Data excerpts
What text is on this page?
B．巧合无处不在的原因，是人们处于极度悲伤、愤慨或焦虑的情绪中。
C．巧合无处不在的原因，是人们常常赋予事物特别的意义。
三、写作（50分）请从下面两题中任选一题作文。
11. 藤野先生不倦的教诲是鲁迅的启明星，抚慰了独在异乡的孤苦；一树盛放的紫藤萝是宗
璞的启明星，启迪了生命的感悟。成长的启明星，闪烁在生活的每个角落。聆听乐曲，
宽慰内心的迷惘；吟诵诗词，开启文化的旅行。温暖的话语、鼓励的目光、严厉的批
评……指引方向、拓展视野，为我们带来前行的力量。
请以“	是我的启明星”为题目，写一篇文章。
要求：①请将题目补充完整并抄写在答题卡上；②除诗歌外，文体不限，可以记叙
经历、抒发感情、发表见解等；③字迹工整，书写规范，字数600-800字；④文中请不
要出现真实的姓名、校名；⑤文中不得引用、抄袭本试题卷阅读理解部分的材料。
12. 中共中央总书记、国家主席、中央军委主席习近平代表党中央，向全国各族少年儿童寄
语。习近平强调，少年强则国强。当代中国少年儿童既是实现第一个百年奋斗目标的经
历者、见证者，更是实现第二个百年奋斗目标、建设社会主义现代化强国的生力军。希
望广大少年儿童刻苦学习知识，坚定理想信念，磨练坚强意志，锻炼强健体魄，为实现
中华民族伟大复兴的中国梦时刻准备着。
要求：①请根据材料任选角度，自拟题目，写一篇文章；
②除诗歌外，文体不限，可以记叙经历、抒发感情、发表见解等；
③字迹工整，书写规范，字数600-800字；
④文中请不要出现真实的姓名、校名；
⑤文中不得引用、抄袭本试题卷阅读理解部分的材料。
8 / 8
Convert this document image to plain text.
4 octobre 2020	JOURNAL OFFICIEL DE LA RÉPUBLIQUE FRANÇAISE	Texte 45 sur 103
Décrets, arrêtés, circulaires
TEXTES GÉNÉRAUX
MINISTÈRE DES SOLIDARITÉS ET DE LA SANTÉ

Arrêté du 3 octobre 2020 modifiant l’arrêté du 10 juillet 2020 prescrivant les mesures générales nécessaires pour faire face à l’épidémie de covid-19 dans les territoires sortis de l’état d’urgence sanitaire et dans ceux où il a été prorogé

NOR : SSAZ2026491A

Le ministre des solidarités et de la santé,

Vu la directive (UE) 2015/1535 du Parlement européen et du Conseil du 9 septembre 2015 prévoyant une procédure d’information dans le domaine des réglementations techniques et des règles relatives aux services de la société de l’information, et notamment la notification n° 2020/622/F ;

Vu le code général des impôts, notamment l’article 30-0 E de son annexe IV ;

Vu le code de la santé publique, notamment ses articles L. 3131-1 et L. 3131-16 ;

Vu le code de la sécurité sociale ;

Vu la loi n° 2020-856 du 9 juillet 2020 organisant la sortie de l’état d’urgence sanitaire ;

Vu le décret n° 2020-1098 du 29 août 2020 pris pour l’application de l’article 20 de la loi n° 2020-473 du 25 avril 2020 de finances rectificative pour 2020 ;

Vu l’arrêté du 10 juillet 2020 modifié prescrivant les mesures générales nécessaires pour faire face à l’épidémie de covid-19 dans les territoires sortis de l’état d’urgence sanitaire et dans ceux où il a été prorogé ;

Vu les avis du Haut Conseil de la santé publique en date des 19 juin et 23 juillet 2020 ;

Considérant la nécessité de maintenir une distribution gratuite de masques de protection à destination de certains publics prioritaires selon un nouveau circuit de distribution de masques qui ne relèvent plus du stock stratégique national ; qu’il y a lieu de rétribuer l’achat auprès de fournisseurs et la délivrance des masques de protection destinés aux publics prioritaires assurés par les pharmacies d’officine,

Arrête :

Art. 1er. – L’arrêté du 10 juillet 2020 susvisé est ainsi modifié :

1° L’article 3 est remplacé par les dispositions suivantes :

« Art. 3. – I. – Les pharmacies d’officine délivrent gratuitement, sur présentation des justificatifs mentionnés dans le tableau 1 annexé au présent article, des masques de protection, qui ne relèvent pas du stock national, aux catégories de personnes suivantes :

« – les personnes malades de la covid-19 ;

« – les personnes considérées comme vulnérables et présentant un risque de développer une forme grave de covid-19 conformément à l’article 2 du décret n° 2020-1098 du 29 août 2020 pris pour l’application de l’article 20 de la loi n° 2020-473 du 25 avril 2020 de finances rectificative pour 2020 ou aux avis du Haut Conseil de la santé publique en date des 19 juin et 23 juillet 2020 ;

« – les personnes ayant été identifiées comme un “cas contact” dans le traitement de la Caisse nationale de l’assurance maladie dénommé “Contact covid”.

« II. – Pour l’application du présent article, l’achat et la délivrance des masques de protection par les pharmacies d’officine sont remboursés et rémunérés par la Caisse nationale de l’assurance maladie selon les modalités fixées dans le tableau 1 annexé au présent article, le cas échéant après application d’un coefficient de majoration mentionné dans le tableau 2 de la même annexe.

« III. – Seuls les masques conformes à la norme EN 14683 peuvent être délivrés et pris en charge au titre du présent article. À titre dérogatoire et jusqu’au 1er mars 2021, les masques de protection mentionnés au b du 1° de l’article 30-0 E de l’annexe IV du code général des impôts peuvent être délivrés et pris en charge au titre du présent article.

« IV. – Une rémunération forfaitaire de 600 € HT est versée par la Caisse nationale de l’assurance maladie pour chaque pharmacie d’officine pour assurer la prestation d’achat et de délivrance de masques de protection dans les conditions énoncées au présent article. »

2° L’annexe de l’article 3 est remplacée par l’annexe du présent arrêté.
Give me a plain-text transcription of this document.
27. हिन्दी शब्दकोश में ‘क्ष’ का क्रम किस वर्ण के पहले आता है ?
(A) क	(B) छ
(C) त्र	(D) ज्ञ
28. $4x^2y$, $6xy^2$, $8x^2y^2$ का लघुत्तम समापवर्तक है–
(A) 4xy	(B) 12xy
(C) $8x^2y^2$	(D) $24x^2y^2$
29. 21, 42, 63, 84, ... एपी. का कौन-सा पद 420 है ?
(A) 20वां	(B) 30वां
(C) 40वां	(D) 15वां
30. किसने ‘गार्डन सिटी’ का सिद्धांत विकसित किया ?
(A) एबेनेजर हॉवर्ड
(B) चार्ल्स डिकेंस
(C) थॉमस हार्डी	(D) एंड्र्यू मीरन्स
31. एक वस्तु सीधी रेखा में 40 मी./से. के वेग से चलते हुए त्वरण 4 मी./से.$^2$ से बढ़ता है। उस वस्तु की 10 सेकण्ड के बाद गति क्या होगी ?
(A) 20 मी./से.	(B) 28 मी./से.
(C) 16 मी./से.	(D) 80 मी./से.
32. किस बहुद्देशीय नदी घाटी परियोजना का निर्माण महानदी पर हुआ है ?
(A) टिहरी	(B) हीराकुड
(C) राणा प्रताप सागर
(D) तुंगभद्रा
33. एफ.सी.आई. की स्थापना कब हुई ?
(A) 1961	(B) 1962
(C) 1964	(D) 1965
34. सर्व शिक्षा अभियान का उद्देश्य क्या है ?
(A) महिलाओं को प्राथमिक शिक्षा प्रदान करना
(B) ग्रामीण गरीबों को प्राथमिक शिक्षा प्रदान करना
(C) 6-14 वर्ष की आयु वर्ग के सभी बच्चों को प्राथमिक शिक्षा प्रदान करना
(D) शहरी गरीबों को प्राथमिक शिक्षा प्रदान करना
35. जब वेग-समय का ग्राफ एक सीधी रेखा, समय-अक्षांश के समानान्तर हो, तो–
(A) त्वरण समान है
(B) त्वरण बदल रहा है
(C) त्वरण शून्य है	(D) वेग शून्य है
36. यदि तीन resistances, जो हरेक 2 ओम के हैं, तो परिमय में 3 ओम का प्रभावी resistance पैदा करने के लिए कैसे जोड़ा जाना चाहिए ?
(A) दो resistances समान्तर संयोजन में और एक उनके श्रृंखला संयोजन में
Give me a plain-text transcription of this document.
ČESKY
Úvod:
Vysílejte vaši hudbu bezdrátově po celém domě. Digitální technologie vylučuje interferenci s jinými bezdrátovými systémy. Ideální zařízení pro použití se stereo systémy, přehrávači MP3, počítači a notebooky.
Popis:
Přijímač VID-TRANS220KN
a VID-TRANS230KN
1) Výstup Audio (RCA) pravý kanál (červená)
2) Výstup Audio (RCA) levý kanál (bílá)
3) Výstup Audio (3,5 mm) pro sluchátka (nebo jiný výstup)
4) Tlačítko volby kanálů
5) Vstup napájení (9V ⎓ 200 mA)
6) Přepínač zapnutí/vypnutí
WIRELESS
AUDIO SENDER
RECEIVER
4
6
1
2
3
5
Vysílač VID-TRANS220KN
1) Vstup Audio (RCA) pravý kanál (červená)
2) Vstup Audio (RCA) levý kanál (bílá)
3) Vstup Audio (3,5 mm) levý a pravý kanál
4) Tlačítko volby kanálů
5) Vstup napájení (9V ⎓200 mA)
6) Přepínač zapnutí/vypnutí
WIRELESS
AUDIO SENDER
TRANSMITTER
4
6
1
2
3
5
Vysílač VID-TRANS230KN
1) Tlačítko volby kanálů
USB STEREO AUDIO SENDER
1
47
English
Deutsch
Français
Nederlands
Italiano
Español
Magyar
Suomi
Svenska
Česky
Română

(The exercise) Using the records above, say how many lines include the string "comme". Only the number is wanted.

(Written reply) 2